Task details:
The records should be repeated word for word, pictures excluded.

● ● ● ●

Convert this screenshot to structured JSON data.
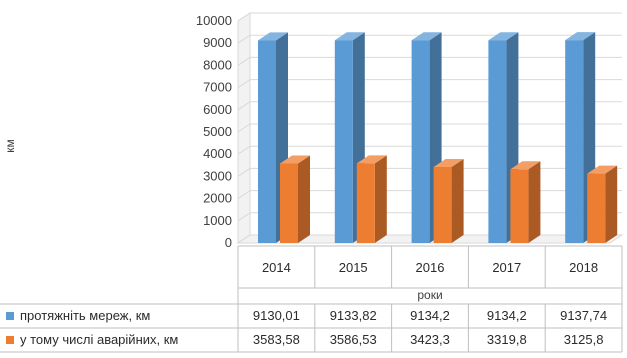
{
  "chart_data": {
    "type": "bar",
    "title": "",
    "xlabel": "роки",
    "ylabel": "км",
    "ylim": [
      0,
      10000
    ],
    "yticks": [
      0,
      1000,
      2000,
      3000,
      4000,
      5000,
      6000,
      7000,
      8000,
      9000,
      10000
    ],
    "categories": [
      "2014",
      "2015",
      "2016",
      "2017",
      "2018"
    ],
    "grid": true,
    "legend": "table-below",
    "series": [
      {
        "name": "протяжніть мереж, км",
        "color": "#5B9BD5",
        "values": [
          9130.01,
          9133.82,
          9134.2,
          9134.2,
          9137.74
        ],
        "labels": [
          "9130,01",
          "9133,82",
          "9134,2",
          "9134,2",
          "9137,74"
        ]
      },
      {
        "name": "у тому числі аварійних, км",
        "color": "#ED7D31",
        "values": [
          3583.58,
          3586.53,
          3423.3,
          3319.8,
          3125.8
        ],
        "labels": [
          "3583,58",
          "3586,53",
          "3423,3",
          "3319,8",
          "3125,8"
        ]
      }
    ]
  }
}
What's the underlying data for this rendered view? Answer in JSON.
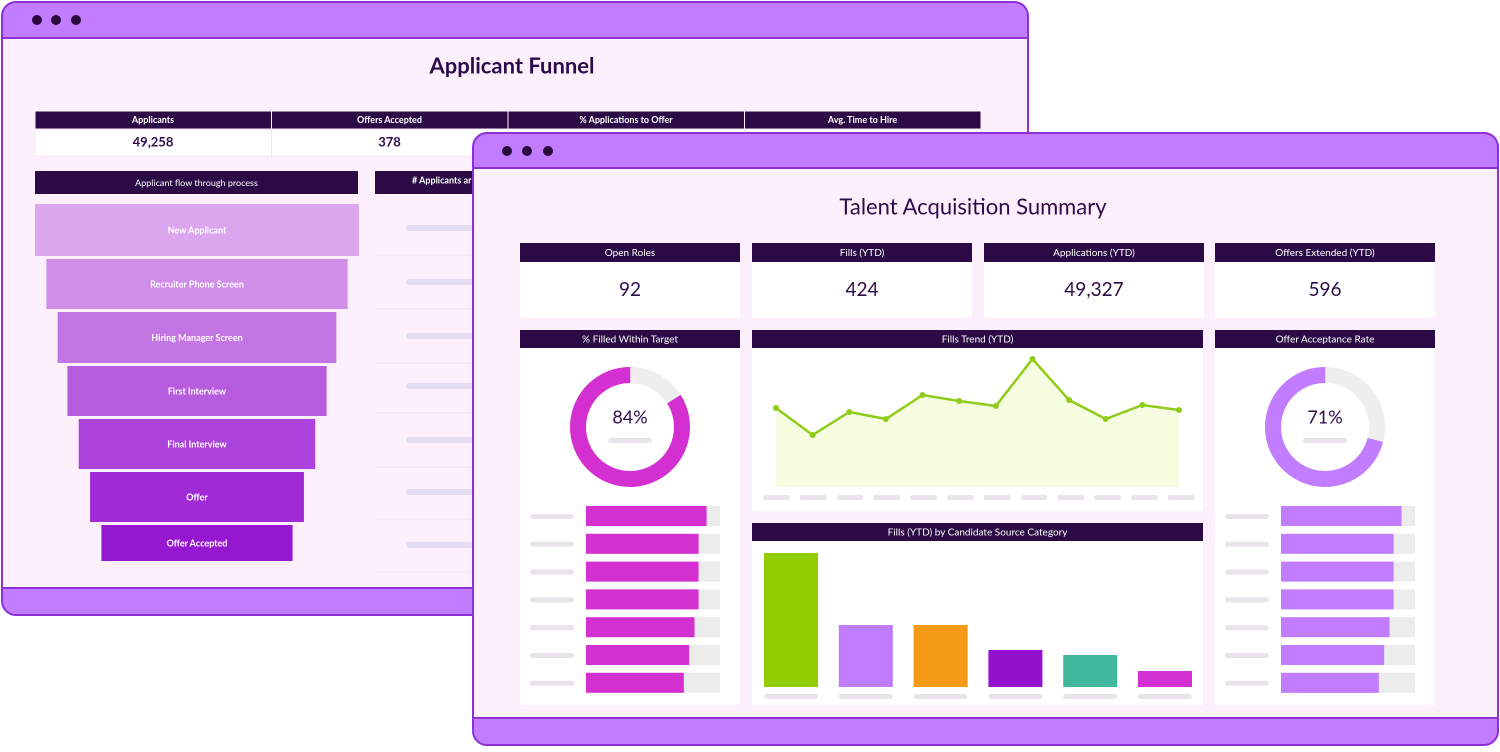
{
  "back_window": {
    "title": "Applicant Funnel",
    "kpis": [
      {
        "label": "Applicants",
        "value": "49,258"
      },
      {
        "label": "Offers Accepted",
        "value": "378"
      },
      {
        "label": "% Applications to Offer"
      },
      {
        "label": "Avg. Time to Hire"
      }
    ],
    "funnel": {
      "title": "Applicant flow through process",
      "stages": [
        "New Applicant",
        "Recruiter Phone Screen",
        "Hiring Manager Screen",
        "First Interview",
        "Final Interview",
        "Offer",
        "Offer Accepted"
      ],
      "values": [
        100,
        93,
        86,
        80,
        73,
        66,
        59
      ],
      "xlim": [
        0,
        100
      ],
      "colors": [
        "#dba6ee",
        "#d08ee9",
        "#c475e4",
        "#b85cdf",
        "#ac43da",
        "#a02ad5",
        "#9518d0"
      ]
    },
    "side_panel": {
      "title": "# Applicants ar"
    }
  },
  "front_window": {
    "title": "Talent Acquisition Summary",
    "kpis": [
      {
        "label": "Open Roles",
        "value": "92"
      },
      {
        "label": "Fills (YTD)",
        "value": "424"
      },
      {
        "label": "Applications (YTD)",
        "value": "49,327"
      },
      {
        "label": "Offers Extended (YTD)",
        "value": "596"
      }
    ],
    "filled_within_target": {
      "title": "% Filled Within Target",
      "value": 84,
      "value_label": "84%",
      "range": [
        0,
        100
      ],
      "color": "#d42fd0",
      "bars": {
        "values": [
          90,
          84,
          84,
          84,
          81,
          77,
          73
        ],
        "xlim": [
          0,
          100
        ]
      }
    },
    "fills_trend": {
      "title": "Fills Trend (YTD)",
      "type": "line",
      "values": [
        79,
        52,
        75,
        68,
        92,
        86,
        81,
        128,
        87,
        68,
        82,
        77
      ],
      "ylim": [
        0,
        140
      ],
      "color": "#8fcc1a",
      "fill": "#f6fce0"
    },
    "fills_by_source": {
      "title": "Fills (YTD) by Candidate Source Category",
      "type": "bar",
      "values": [
        134,
        62,
        62,
        37,
        32,
        16
      ],
      "colors": [
        "#8fcc00",
        "#c07cff",
        "#f59a15",
        "#9410cc",
        "#40b89e",
        "#d42fd0"
      ],
      "ylim": [
        0,
        140
      ]
    },
    "offer_acceptance_rate": {
      "title": "Offer Acceptance Rate",
      "value": 71,
      "value_label": "71%",
      "range": [
        0,
        100
      ],
      "color": "#c27cff",
      "bars": {
        "values": [
          90,
          84,
          84,
          84,
          81,
          77,
          73
        ],
        "xlim": [
          0,
          100
        ]
      }
    }
  }
}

● ● ● ●

The output:
Convert this screenshot to structured JSON data.
{
  "chart_data": {
    "type": "bar",
    "title": "",
    "xlabel": "роки",
    "ylabel": "км",
    "ylim": [
      0,
      10000
    ],
    "yticks": [
      0,
      1000,
      2000,
      3000,
      4000,
      5000,
      6000,
      7000,
      8000,
      9000,
      10000
    ],
    "categories": [
      "2014",
      "2015",
      "2016",
      "2017",
      "2018"
    ],
    "grid": true,
    "legend": "table-below",
    "series": [
      {
        "name": "протяжніть мереж, км",
        "color": "#5B9BD5",
        "values": [
          9130.01,
          9133.82,
          9134.2,
          9134.2,
          9137.74
        ],
        "labels": [
          "9130,01",
          "9133,82",
          "9134,2",
          "9134,2",
          "9137,74"
        ]
      },
      {
        "name": "у тому числі аварійних, км",
        "color": "#ED7D31",
        "values": [
          3583.58,
          3586.53,
          3423.3,
          3319.8,
          3125.8
        ],
        "labels": [
          "3583,58",
          "3586,53",
          "3423,3",
          "3319,8",
          "3125,8"
        ]
      }
    ]
  }
}
What's the underlying data for this rendered view? Answer in JSON.
{
  "back_window": {
    "title": "Applicant Funnel",
    "kpis": [
      {
        "label": "Applicants",
        "value": "49,258"
      },
      {
        "label": "Offers Accepted",
        "value": "378"
      },
      {
        "label": "% Applications to Offer"
      },
      {
        "label": "Avg. Time to Hire"
      }
    ],
    "funnel": {
      "title": "Applicant flow through process",
      "stages": [
        "New Applicant",
        "Recruiter Phone Screen",
        "Hiring Manager Screen",
        "First Interview",
        "Final Interview",
        "Offer",
        "Offer Accepted"
      ],
      "values": [
        100,
        93,
        86,
        80,
        73,
        66,
        59
      ],
      "xlim": [
        0,
        100
      ],
      "colors": [
        "#dba6ee",
        "#d08ee9",
        "#c475e4",
        "#b85cdf",
        "#ac43da",
        "#a02ad5",
        "#9518d0"
      ]
    },
    "side_panel": {
      "title": "# Applicants ar"
    }
  },
  "front_window": {
    "title": "Talent Acquisition Summary",
    "kpis": [
      {
        "label": "Open Roles",
        "value": "92"
      },
      {
        "label": "Fills (YTD)",
        "value": "424"
      },
      {
        "label": "Applications (YTD)",
        "value": "49,327"
      },
      {
        "label": "Offers Extended (YTD)",
        "value": "596"
      }
    ],
    "filled_within_target": {
      "title": "% Filled Within Target",
      "value": 84,
      "value_label": "84%",
      "range": [
        0,
        100
      ],
      "color": "#d42fd0",
      "bars": {
        "values": [
          90,
          84,
          84,
          84,
          81,
          77,
          73
        ],
        "xlim": [
          0,
          100
        ]
      }
    },
    "fills_trend": {
      "title": "Fills Trend (YTD)",
      "type": "line",
      "values": [
        79,
        52,
        75,
        68,
        92,
        86,
        81,
        128,
        87,
        68,
        82,
        77
      ],
      "ylim": [
        0,
        140
      ],
      "color": "#8fcc1a",
      "fill": "#f6fce0"
    },
    "fills_by_source": {
      "title": "Fills (YTD) by Candidate Source Category",
      "type": "bar",
      "values": [
        134,
        62,
        62,
        37,
        32,
        16
      ],
      "colors": [
        "#8fcc00",
        "#c07cff",
        "#f59a15",
        "#9410cc",
        "#40b89e",
        "#d42fd0"
      ],
      "ylim": [
        0,
        140
      ]
    },
    "offer_acceptance_rate": {
      "title": "Offer Acceptance Rate",
      "value": 71,
      "value_label": "71%",
      "range": [
        0,
        100
      ],
      "color": "#c27cff",
      "bars": {
        "values": [
          90,
          84,
          84,
          84,
          81,
          77,
          73
        ],
        "xlim": [
          0,
          100
        ]
      }
    }
  }
}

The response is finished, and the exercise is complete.